## PROBLEM STATEMENT
Look through the data below and work out how many lines contain the string "text". Give the number alone.
___ RECORDS SHOWN ___
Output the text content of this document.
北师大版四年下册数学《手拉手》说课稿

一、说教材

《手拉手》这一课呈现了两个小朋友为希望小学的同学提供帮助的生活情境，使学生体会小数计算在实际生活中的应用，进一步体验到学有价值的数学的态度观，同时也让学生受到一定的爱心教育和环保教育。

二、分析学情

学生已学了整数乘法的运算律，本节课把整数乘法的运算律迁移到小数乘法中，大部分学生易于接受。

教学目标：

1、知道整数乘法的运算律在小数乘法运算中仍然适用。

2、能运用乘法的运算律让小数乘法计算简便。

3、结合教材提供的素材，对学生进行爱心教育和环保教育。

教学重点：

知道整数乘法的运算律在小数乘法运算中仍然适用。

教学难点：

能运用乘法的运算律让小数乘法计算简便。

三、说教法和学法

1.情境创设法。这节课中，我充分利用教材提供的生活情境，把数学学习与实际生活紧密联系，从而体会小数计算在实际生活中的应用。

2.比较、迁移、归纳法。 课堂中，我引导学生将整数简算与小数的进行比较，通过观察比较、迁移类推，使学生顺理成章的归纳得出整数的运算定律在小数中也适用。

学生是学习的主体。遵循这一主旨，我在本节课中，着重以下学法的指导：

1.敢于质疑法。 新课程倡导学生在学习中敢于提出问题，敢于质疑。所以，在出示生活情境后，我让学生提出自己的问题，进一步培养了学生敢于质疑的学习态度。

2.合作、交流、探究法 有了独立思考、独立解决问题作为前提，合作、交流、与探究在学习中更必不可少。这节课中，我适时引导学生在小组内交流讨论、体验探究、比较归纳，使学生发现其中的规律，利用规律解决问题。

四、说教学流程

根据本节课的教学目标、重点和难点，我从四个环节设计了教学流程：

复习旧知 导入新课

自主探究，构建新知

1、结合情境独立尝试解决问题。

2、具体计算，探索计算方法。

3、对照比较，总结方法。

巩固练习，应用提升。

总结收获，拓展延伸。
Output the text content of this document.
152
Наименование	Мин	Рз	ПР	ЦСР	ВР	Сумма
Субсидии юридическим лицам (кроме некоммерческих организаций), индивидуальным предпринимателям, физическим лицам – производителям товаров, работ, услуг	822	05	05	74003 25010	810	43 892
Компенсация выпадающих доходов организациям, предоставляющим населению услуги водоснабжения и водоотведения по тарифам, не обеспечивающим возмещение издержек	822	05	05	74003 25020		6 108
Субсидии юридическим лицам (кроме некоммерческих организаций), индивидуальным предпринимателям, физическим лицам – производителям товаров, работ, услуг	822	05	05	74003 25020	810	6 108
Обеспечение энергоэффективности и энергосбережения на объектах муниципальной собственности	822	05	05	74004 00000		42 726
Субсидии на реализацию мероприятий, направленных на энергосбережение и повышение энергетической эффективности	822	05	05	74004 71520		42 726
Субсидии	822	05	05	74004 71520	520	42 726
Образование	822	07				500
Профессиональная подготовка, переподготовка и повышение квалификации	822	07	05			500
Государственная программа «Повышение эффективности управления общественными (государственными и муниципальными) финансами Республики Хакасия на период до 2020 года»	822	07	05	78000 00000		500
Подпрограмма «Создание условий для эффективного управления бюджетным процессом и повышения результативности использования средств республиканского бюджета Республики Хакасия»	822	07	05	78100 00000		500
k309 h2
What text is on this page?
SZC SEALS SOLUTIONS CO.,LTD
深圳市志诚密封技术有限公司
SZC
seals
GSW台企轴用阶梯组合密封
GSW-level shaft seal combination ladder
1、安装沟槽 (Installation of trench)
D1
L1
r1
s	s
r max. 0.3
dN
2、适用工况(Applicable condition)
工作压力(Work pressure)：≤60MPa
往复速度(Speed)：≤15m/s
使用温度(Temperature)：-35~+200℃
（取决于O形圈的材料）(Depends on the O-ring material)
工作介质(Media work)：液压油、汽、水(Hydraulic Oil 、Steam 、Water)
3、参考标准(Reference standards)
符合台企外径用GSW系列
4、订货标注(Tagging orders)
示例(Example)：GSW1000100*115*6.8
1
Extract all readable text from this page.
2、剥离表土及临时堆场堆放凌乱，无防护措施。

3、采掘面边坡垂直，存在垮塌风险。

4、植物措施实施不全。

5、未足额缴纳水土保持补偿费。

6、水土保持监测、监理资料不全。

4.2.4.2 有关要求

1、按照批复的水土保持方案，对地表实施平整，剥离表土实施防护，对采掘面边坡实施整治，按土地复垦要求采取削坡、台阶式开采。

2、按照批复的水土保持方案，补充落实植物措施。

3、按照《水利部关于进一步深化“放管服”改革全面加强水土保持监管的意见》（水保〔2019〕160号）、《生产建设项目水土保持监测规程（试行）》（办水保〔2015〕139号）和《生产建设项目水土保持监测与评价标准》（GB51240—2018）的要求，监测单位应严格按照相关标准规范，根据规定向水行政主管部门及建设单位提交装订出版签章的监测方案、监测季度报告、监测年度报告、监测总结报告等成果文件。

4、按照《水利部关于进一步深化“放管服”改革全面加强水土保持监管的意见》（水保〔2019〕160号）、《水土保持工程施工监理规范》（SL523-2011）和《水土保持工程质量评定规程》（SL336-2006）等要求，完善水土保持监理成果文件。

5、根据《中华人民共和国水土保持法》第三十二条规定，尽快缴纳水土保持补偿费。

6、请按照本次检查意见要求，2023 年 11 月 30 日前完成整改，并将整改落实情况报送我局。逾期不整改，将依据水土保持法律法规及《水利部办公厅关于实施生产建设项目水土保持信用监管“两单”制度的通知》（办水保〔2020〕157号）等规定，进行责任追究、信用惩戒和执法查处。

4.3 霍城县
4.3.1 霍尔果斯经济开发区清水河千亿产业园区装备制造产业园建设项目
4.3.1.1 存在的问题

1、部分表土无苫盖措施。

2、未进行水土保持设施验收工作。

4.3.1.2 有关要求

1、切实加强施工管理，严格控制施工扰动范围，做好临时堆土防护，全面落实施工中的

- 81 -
___
## TASK RESULT
4